> **Input rows**
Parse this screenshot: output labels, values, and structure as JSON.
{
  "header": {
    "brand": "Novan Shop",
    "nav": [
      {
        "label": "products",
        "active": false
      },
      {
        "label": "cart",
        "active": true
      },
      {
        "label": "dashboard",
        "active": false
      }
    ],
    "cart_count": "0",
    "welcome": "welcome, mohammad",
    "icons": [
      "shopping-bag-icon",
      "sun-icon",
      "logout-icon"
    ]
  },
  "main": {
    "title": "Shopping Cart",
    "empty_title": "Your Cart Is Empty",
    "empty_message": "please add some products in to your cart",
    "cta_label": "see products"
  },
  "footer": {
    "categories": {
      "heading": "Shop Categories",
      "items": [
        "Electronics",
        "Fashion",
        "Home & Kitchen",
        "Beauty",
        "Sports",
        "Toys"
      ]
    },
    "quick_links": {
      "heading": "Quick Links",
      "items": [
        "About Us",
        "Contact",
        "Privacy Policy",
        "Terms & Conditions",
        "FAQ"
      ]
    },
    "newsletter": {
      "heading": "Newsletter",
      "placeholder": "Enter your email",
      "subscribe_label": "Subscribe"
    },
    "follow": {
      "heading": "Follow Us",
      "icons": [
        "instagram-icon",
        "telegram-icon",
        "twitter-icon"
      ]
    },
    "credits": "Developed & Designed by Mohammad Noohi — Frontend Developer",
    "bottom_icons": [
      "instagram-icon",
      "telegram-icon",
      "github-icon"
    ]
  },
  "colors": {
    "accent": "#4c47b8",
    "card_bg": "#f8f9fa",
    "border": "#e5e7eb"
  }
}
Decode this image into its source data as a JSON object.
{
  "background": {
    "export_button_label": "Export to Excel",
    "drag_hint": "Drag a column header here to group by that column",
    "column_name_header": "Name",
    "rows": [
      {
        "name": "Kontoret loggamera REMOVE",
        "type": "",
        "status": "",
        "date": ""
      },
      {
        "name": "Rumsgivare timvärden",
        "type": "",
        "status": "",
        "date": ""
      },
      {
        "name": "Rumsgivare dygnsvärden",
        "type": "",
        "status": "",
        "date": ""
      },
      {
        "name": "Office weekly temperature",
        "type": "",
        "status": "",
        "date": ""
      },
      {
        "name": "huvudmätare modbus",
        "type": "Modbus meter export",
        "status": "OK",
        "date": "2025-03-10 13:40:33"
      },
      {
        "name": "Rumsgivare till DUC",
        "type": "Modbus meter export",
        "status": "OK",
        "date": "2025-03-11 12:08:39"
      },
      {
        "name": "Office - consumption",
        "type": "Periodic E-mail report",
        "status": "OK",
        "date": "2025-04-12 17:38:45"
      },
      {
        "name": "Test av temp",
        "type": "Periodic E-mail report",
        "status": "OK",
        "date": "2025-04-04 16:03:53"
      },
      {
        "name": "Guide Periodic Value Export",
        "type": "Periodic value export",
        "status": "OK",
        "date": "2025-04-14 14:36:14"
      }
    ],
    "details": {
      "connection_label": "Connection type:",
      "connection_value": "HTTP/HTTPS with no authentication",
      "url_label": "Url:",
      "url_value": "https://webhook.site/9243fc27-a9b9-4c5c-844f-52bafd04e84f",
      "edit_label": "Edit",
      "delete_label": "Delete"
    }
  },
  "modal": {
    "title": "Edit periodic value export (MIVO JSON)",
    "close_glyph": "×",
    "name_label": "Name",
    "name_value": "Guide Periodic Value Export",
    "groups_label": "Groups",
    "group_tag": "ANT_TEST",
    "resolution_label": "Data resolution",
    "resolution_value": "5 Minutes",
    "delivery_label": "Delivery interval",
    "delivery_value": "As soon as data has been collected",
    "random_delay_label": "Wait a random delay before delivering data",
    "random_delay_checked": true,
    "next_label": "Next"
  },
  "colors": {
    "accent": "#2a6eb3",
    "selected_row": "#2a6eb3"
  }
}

> **Task instructions**
Using the records above, copy each line that contains "products".

> **Complete response**
        "label": "products",
    "empty_message": "please add some products in to your cart",
    "cta_label": "see products"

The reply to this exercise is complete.